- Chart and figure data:

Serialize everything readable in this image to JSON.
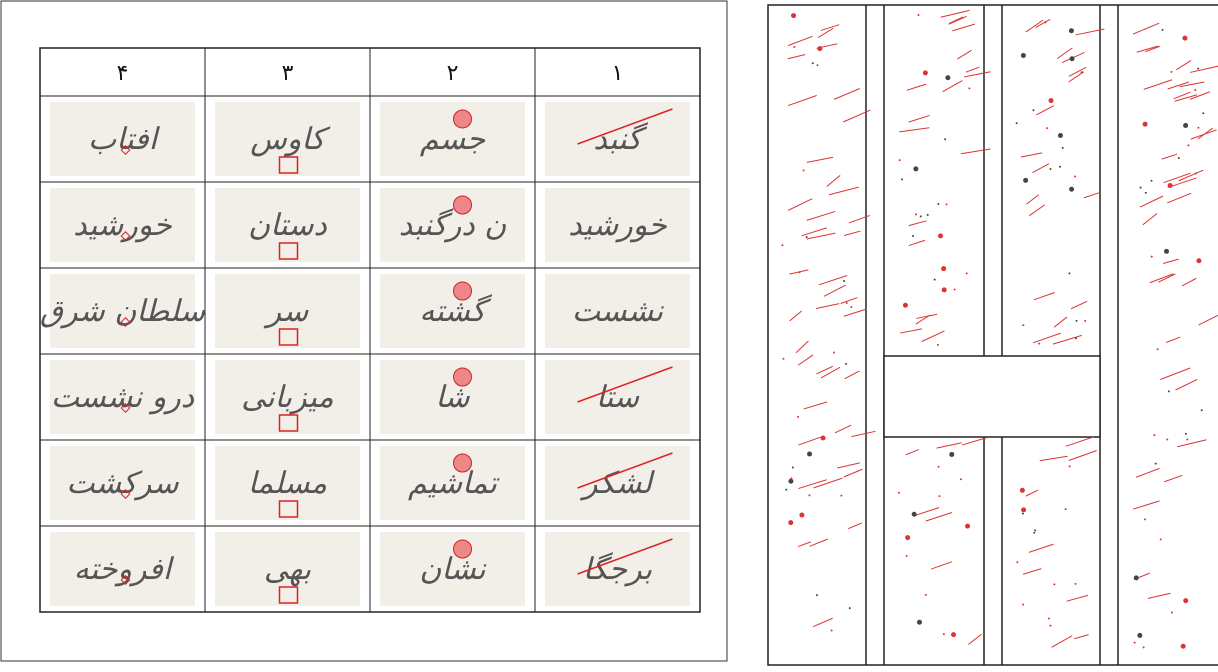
{
  "table": {
    "header": [
      "۴",
      "۳",
      "۲",
      "۱"
    ],
    "rows": [
      [
        "افتاب",
        "کاوس",
        "جسم",
        "گنبد"
      ],
      [
        "خورشید",
        "دستان",
        "ن درگنبد",
        "خورشید"
      ],
      [
        "سلطان شرق",
        "سر",
        "گشته",
        "نشست"
      ],
      [
        "درو نشست",
        "میزبانی",
        "شا",
        "ستا"
      ],
      [
        "سرکشت",
        "مسلما",
        "تماشیم",
        "لشکر"
      ],
      [
        "افروخته",
        "بهی",
        "نشان",
        "برجگا"
      ]
    ]
  }
}
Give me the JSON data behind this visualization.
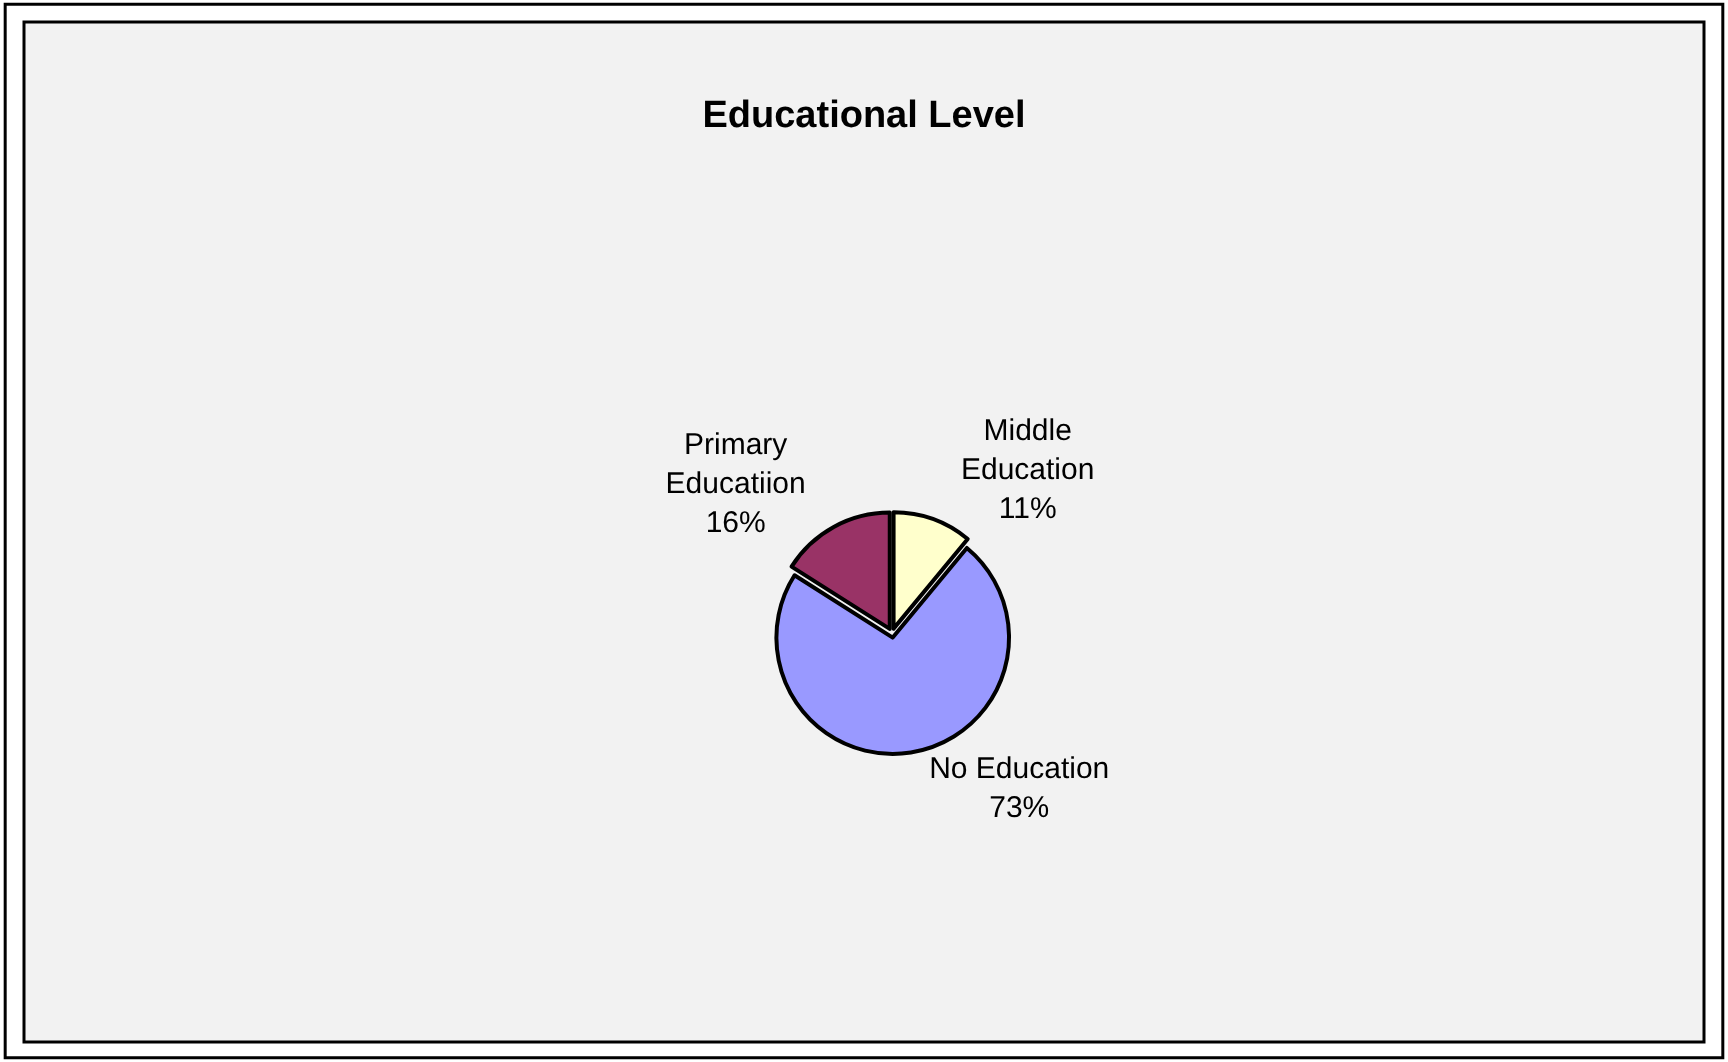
{
  "chart_data": {
    "type": "pie",
    "title": "Educational Level",
    "categories": [
      "Middle Education",
      "No Education",
      "Primary Educatiion"
    ],
    "values": [
      11,
      73,
      16
    ],
    "colors": [
      "#ffffcc",
      "#9999ff",
      "#993366"
    ],
    "value_labels": [
      "11%",
      "73%",
      "16%"
    ],
    "legend": false
  }
}
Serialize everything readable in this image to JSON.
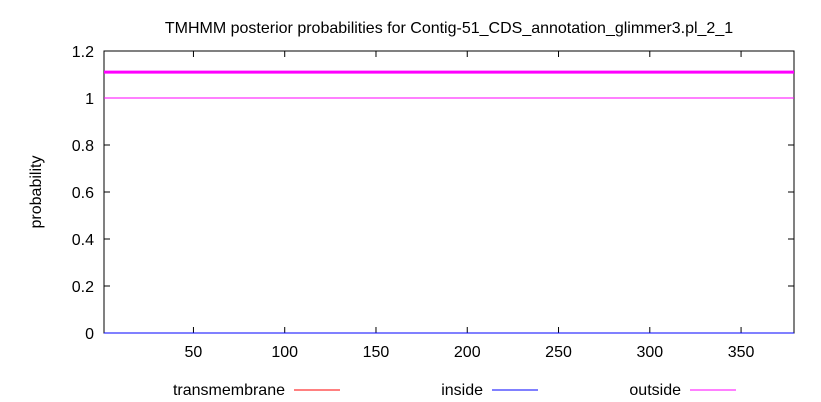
{
  "chart_data": {
    "type": "line",
    "title": "TMHMM posterior probabilities for Contig-51_CDS_annotation_glimmer3.pl_2_1",
    "xlabel": "",
    "ylabel": "probability",
    "xlim": [
      1,
      379
    ],
    "ylim": [
      0,
      1.2
    ],
    "x_ticks": [
      50,
      100,
      150,
      200,
      250,
      300,
      350
    ],
    "x_tick_labels": [
      "50",
      "100",
      "150",
      "200",
      "250",
      "300",
      "350"
    ],
    "y_ticks": [
      0,
      0.2,
      0.4,
      0.6,
      0.8,
      1,
      1.2
    ],
    "y_tick_labels": [
      "0",
      "0.2",
      "0.4",
      "0.6",
      "0.8",
      "1",
      "1.2"
    ],
    "grid": false,
    "legend_position": "bottom",
    "series": [
      {
        "name": "transmembrane",
        "color": "#ff0000",
        "x": [
          1,
          379
        ],
        "values": [
          0,
          0
        ]
      },
      {
        "name": "inside",
        "color": "#0000ff",
        "x": [
          1,
          379
        ],
        "values": [
          0,
          0
        ]
      },
      {
        "name": "outside",
        "color": "#ff00ff",
        "x": [
          1,
          379
        ],
        "values": [
          1,
          1
        ]
      }
    ],
    "annotation_band": {
      "color": "#ff00ff",
      "x": [
        1,
        379
      ],
      "y": 1.11
    }
  }
}
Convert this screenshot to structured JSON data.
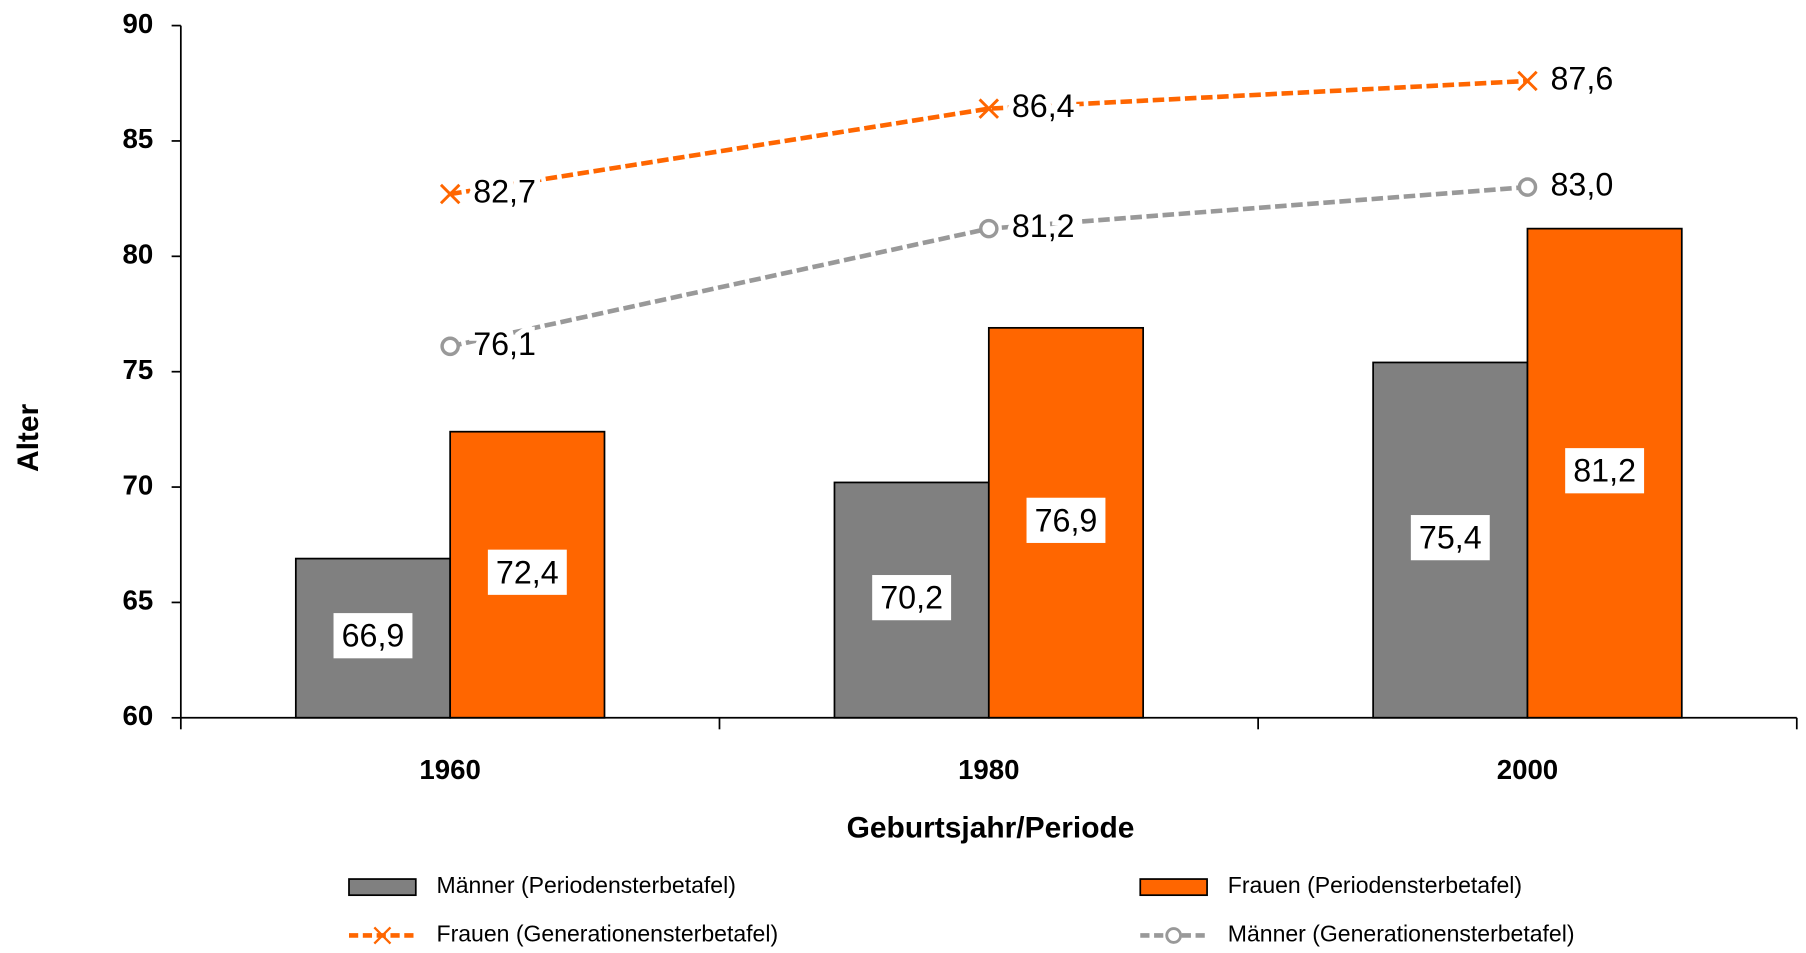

- Task details: Word for word, quote the full listing, omitting every picture.

- Final answer:
Serialize everything readable in this image to JSON.
{
  "table": {
    "header": [
      "۴",
      "۳",
      "۲",
      "۱"
    ],
    "rows": [
      [
        "افتاب",
        "کاوس",
        "جسم",
        "گنبد"
      ],
      [
        "خورشید",
        "دستان",
        "ن درگنبد",
        "خورشید"
      ],
      [
        "سلطان شرق",
        "سر",
        "گشته",
        "نشست"
      ],
      [
        "درو نشست",
        "میزبانی",
        "شا",
        "ستا"
      ],
      [
        "سرکشت",
        "مسلما",
        "تماشیم",
        "لشکر"
      ],
      [
        "افروخته",
        "بهی",
        "نشان",
        "برجگا"
      ]
    ]
  }
}
Give me the JSON data behind this visualization.
{
  "chart_data": {
    "type": "pie",
    "title": "Educational Level",
    "categories": [
      "Middle Education",
      "No Education",
      "Primary Educatiion"
    ],
    "values": [
      11,
      73,
      16
    ],
    "colors": [
      "#ffffcc",
      "#9999ff",
      "#993366"
    ],
    "value_labels": [
      "11%",
      "73%",
      "16%"
    ],
    "legend": false
  }
}
Serialize everything readable in this image to JSON.
{
  "chart_data": {
    "type": "line",
    "title": "TMHMM posterior probabilities for Contig-51_CDS_annotation_glimmer3.pl_2_1",
    "xlabel": "",
    "ylabel": "probability",
    "xlim": [
      1,
      379
    ],
    "ylim": [
      0,
      1.2
    ],
    "x_ticks": [
      50,
      100,
      150,
      200,
      250,
      300,
      350
    ],
    "x_tick_labels": [
      "50",
      "100",
      "150",
      "200",
      "250",
      "300",
      "350"
    ],
    "y_ticks": [
      0,
      0.2,
      0.4,
      0.6,
      0.8,
      1,
      1.2
    ],
    "y_tick_labels": [
      "0",
      "0.2",
      "0.4",
      "0.6",
      "0.8",
      "1",
      "1.2"
    ],
    "grid": false,
    "legend_position": "bottom",
    "series": [
      {
        "name": "transmembrane",
        "color": "#ff0000",
        "x": [
          1,
          379
        ],
        "values": [
          0,
          0
        ]
      },
      {
        "name": "inside",
        "color": "#0000ff",
        "x": [
          1,
          379
        ],
        "values": [
          0,
          0
        ]
      },
      {
        "name": "outside",
        "color": "#ff00ff",
        "x": [
          1,
          379
        ],
        "values": [
          1,
          1
        ]
      }
    ],
    "annotation_band": {
      "color": "#ff00ff",
      "x": [
        1,
        379
      ],
      "y": 1.11
    }
  }
}
Convert this screenshot to structured JSON data.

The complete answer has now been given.